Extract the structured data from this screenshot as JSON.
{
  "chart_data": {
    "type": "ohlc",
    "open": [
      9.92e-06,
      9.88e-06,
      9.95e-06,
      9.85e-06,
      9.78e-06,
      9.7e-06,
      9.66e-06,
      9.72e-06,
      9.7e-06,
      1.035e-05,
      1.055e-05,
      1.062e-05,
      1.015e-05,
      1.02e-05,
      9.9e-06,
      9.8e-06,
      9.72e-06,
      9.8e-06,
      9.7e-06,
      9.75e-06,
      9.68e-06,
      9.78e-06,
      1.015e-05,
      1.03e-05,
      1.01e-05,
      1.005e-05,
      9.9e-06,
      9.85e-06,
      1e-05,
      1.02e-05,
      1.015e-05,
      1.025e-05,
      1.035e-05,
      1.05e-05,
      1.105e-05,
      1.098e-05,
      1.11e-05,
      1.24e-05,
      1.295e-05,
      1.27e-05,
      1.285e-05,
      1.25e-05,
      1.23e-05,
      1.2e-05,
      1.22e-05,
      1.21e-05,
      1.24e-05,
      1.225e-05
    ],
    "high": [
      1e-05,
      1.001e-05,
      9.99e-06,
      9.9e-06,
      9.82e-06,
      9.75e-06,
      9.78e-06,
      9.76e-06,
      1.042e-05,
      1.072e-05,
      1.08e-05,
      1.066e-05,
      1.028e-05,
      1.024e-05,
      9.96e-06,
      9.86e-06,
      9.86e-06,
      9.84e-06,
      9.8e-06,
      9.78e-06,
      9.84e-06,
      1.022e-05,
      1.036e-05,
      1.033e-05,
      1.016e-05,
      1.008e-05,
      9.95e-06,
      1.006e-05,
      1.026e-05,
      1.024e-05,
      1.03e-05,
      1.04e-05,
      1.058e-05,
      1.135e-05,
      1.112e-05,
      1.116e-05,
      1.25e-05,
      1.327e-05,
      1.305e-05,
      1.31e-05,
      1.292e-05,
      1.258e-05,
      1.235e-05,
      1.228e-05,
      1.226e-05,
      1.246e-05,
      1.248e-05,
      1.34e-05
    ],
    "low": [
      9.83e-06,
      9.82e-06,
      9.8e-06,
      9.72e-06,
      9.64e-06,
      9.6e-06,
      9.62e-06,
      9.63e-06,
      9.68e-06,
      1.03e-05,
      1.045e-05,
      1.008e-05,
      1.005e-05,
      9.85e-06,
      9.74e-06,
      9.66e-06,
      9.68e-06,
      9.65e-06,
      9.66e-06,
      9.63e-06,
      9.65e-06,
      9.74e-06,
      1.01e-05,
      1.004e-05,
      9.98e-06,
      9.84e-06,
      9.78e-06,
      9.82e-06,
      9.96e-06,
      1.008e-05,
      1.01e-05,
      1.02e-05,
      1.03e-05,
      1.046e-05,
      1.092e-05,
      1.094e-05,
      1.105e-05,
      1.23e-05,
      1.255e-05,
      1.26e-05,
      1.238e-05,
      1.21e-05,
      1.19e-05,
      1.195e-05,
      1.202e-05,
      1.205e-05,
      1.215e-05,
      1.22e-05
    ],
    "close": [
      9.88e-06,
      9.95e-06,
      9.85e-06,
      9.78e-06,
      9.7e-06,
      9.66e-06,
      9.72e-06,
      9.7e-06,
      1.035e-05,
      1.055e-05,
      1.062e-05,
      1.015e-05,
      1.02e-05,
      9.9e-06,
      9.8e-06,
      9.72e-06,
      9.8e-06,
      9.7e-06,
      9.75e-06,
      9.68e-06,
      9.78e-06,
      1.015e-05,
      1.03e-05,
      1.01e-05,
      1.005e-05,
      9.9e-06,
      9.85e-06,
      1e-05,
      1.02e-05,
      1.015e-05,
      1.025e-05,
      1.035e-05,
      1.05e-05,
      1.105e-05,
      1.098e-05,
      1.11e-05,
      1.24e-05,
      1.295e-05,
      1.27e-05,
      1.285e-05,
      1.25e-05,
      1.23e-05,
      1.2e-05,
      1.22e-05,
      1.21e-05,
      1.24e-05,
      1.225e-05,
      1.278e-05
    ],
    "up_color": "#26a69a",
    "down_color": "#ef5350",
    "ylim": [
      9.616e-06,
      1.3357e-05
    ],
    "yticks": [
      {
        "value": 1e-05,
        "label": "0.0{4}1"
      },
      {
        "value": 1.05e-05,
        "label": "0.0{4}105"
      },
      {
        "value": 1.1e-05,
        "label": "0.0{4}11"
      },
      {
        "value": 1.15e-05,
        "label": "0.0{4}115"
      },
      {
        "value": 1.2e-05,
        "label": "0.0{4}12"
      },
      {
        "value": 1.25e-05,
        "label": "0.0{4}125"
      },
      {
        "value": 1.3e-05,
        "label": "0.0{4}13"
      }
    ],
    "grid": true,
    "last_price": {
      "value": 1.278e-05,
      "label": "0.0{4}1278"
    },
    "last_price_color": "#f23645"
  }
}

^^^^^^^^^^^^^^^^

■ EXERCISE REQUIREMENTS
The records above should be restated word for word, please.

■ SOLUTION FOR THIS PROBLEM
Extract the structured data from this screenshot as JSON.
{
  "chart_data": {
    "type": "ohlc",
    "open": [
      9.92e-06,
      9.88e-06,
      9.95e-06,
      9.85e-06,
      9.78e-06,
      9.7e-06,
      9.66e-06,
      9.72e-06,
      9.7e-06,
      1.035e-05,
      1.055e-05,
      1.062e-05,
      1.015e-05,
      1.02e-05,
      9.9e-06,
      9.8e-06,
      9.72e-06,
      9.8e-06,
      9.7e-06,
      9.75e-06,
      9.68e-06,
      9.78e-06,
      1.015e-05,
      1.03e-05,
      1.01e-05,
      1.005e-05,
      9.9e-06,
      9.85e-06,
      1e-05,
      1.02e-05,
      1.015e-05,
      1.025e-05,
      1.035e-05,
      1.05e-05,
      1.105e-05,
      1.098e-05,
      1.11e-05,
      1.24e-05,
      1.295e-05,
      1.27e-05,
      1.285e-05,
      1.25e-05,
      1.23e-05,
      1.2e-05,
      1.22e-05,
      1.21e-05,
      1.24e-05,
      1.225e-05
    ],
    "high": [
      1e-05,
      1.001e-05,
      9.99e-06,
      9.9e-06,
      9.82e-06,
      9.75e-06,
      9.78e-06,
      9.76e-06,
      1.042e-05,
      1.072e-05,
      1.08e-05,
      1.066e-05,
      1.028e-05,
      1.024e-05,
      9.96e-06,
      9.86e-06,
      9.86e-06,
      9.84e-06,
      9.8e-06,
      9.78e-06,
      9.84e-06,
      1.022e-05,
      1.036e-05,
      1.033e-05,
      1.016e-05,
      1.008e-05,
      9.95e-06,
      1.006e-05,
      1.026e-05,
      1.024e-05,
      1.03e-05,
      1.04e-05,
      1.058e-05,
      1.135e-05,
      1.112e-05,
      1.116e-05,
      1.25e-05,
      1.327e-05,
      1.305e-05,
      1.31e-05,
      1.292e-05,
      1.258e-05,
      1.235e-05,
      1.228e-05,
      1.226e-05,
      1.246e-05,
      1.248e-05,
      1.34e-05
    ],
    "low": [
      9.83e-06,
      9.82e-06,
      9.8e-06,
      9.72e-06,
      9.64e-06,
      9.6e-06,
      9.62e-06,
      9.63e-06,
      9.68e-06,
      1.03e-05,
      1.045e-05,
      1.008e-05,
      1.005e-05,
      9.85e-06,
      9.74e-06,
      9.66e-06,
      9.68e-06,
      9.65e-06,
      9.66e-06,
      9.63e-06,
      9.65e-06,
      9.74e-06,
      1.01e-05,
      1.004e-05,
      9.98e-06,
      9.84e-06,
      9.78e-06,
      9.82e-06,
      9.96e-06,
      1.008e-05,
      1.01e-05,
      1.02e-05,
      1.03e-05,
      1.046e-05,
      1.092e-05,
      1.094e-05,
      1.105e-05,
      1.23e-05,
      1.255e-05,
      1.26e-05,
      1.238e-05,
      1.21e-05,
      1.19e-05,
      1.195e-05,
      1.202e-05,
      1.205e-05,
      1.215e-05,
      1.22e-05
    ],
    "close": [
      9.88e-06,
      9.95e-06,
      9.85e-06,
      9.78e-06,
      9.7e-06,
      9.66e-06,
      9.72e-06,
      9.7e-06,
      1.035e-05,
      1.055e-05,
      1.062e-05,
      1.015e-05,
      1.02e-05,
      9.9e-06,
      9.8e-06,
      9.72e-06,
      9.8e-06,
      9.7e-06,
      9.75e-06,
      9.68e-06,
      9.78e-06,
      1.015e-05,
      1.03e-05,
      1.01e-05,
      1.005e-05,
      9.9e-06,
      9.85e-06,
      1e-05,
      1.02e-05,
      1.015e-05,
      1.025e-05,
      1.035e-05,
      1.05e-05,
      1.105e-05,
      1.098e-05,
      1.11e-05,
      1.24e-05,
      1.295e-05,
      1.27e-05,
      1.285e-05,
      1.25e-05,
      1.23e-05,
      1.2e-05,
      1.22e-05,
      1.21e-05,
      1.24e-05,
      1.225e-05,
      1.278e-05
    ],
    "up_color": "#26a69a",
    "down_color": "#ef5350",
    "ylim": [
      9.616e-06,
      1.3357e-05
    ],
    "yticks": [
      {
        "value": 1e-05,
        "label": "0.0{4}1"
      },
      {
        "value": 1.05e-05,
        "label": "0.0{4}105"
      },
      {
        "value": 1.1e-05,
        "label": "0.0{4}11"
      },
      {
        "value": 1.15e-05,
        "label": "0.0{4}115"
      },
      {
        "value": 1.2e-05,
        "label": "0.0{4}12"
      },
      {
        "value": 1.25e-05,
        "label": "0.0{4}125"
      },
      {
        "value": 1.3e-05,
        "label": "0.0{4}13"
      }
    ],
    "grid": true,
    "last_price": {
      "value": 1.278e-05,
      "label": "0.0{4}1278"
    },
    "last_price_color": "#f23645"
  }
}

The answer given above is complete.